DATA SUPPLIED:
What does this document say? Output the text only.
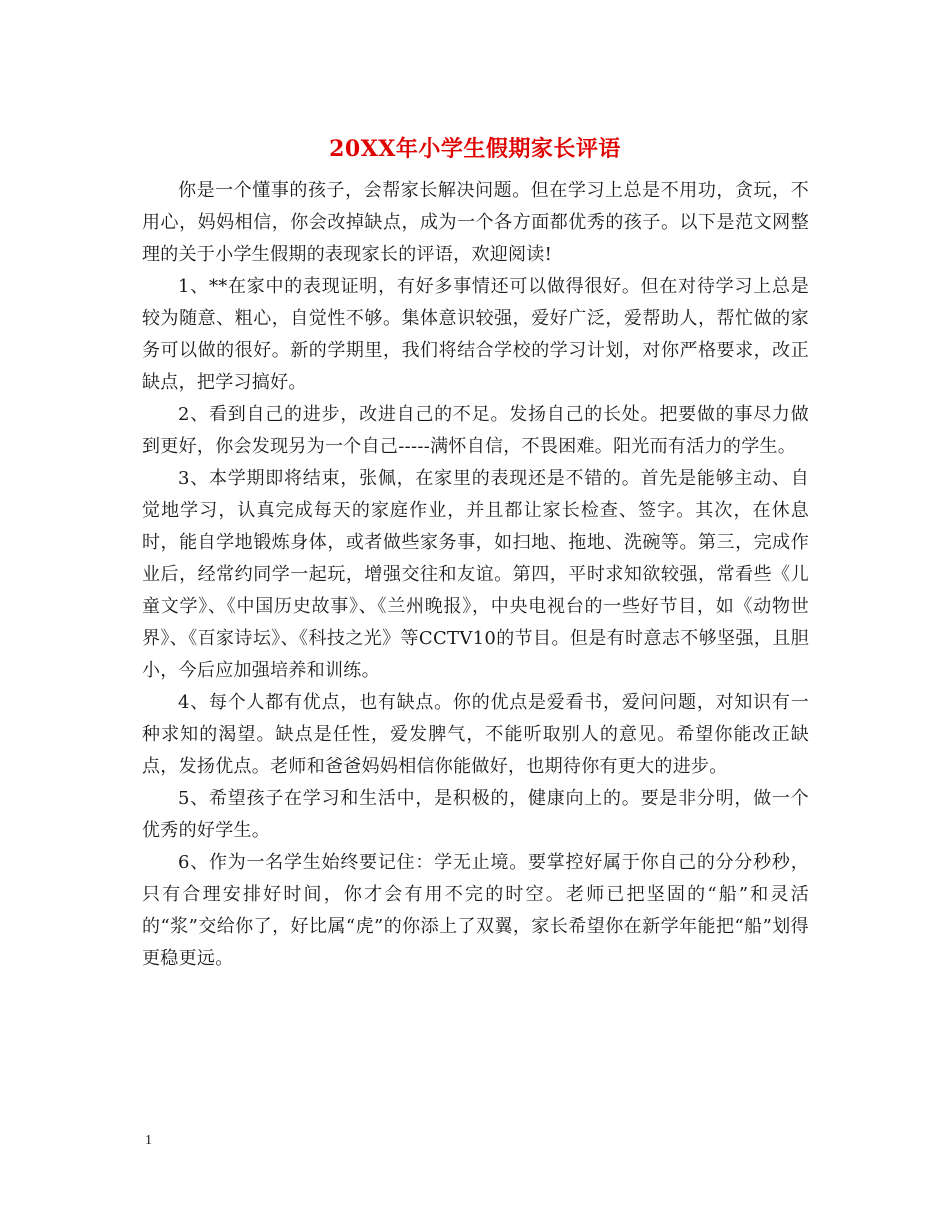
20XX年小学生假期家长评语

你是一个懂事的孩子，会帮家长解决问题。但在学习上总是不用功，贪玩，不用心，妈妈相信，你会改掉缺点，成为一个各方面都优秀的孩子。以下是范文网整理的关于小学生假期的表现家长的评语，欢迎阅读!

1、**在家中的表现证明，有好多事情还可以做得很好。但在对待学习上总是较为随意、粗心，自觉性不够。集体意识较强，爱好广泛，爱帮助人，帮忙做的家务可以做的很好。新的学期里，我们将结合学校的学习计划，对你严格要求，改正缺点，把学习搞好。

2、看到自己的进步，改进自己的不足。发扬自己的长处。把要做的事尽力做到更好，你会发现另为一个自己-----满怀自信，不畏困难。阳光而有活力的学生。

3、本学期即将结束，张佩，在家里的表现还是不错的。首先是能够主动、自觉地学习，认真完成每天的家庭作业，并且都让家长检查、签字。其次，在休息时，能自学地锻炼身体，或者做些家务事，如扫地、拖地、洗碗等。第三，完成作业后，经常约同学一起玩，增强交往和友谊。第四，平时求知欲较强，常看些《儿童文学》、《中国历史故事》、《兰州晚报》，中央电视台的一些好节目，如《动物世界》、《百家诗坛》、《科技之光》等CCTV10的节目。但是有时意志不够坚强，且胆小，今后应加强培养和训练。

4、每个人都有优点，也有缺点。你的优点是爱看书，爱问问题，对知识有一种求知的渴望。缺点是任性，爱发脾气，不能听取别人的意见。希望你能改正缺点，发扬优点。老师和爸爸妈妈相信你能做好，也期待你有更大的进步。

5、希望孩子在学习和生活中，是积极的，健康向上的。要是非分明，做一个优秀的好学生。

6、作为一名学生始终要记住：学无止境。要掌控好属于你自己的分分秒秒，只有合理安排好时间，你才会有用不完的时空。老师已把坚固的“船”和灵活的“浆”交给你了，好比属“虎”的你添上了双翼，家长希望你在新学年能把“船”划得更稳更远。

1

SHORT PROBLEM:
Print the records above exactly as they stand, but leave out the pictures.

RIGHT ANSWER:
What does this document say? Output the text only.
20XX年小学生假期家长评语

你是一个懂事的孩子，会帮家长解决问题。但在学习上总是不用功，贪玩，不用心，妈妈相信，你会改掉缺点，成为一个各方面都优秀的孩子。以下是范文网整理的关于小学生假期的表现家长的评语，欢迎阅读!

1、**在家中的表现证明，有好多事情还可以做得很好。但在对待学习上总是较为随意、粗心，自觉性不够。集体意识较强，爱好广泛，爱帮助人，帮忙做的家务可以做的很好。新的学期里，我们将结合学校的学习计划，对你严格要求，改正缺点，把学习搞好。

2、看到自己的进步，改进自己的不足。发扬自己的长处。把要做的事尽力做到更好，你会发现另为一个自己-----满怀自信，不畏困难。阳光而有活力的学生。

3、本学期即将结束，张佩，在家里的表现还是不错的。首先是能够主动、自觉地学习，认真完成每天的家庭作业，并且都让家长检查、签字。其次，在休息时，能自学地锻炼身体，或者做些家务事，如扫地、拖地、洗碗等。第三，完成作业后，经常约同学一起玩，增强交往和友谊。第四，平时求知欲较强，常看些《儿童文学》、《中国历史故事》、《兰州晚报》，中央电视台的一些好节目，如《动物世界》、《百家诗坛》、《科技之光》等CCTV10的节目。但是有时意志不够坚强，且胆小，今后应加强培养和训练。

4、每个人都有优点，也有缺点。你的优点是爱看书，爱问问题，对知识有一种求知的渴望。缺点是任性，爱发脾气，不能听取别人的意见。希望你能改正缺点，发扬优点。老师和爸爸妈妈相信你能做好，也期待你有更大的进步。

5、希望孩子在学习和生活中，是积极的，健康向上的。要是非分明，做一个优秀的好学生。

6、作为一名学生始终要记住：学无止境。要掌控好属于你自己的分分秒秒，只有合理安排好时间，你才会有用不完的时空。老师已把坚固的“船”和灵活的“浆”交给你了，好比属“虎”的你添上了双翼，家长希望你在新学年能把“船”划得更稳更远。

1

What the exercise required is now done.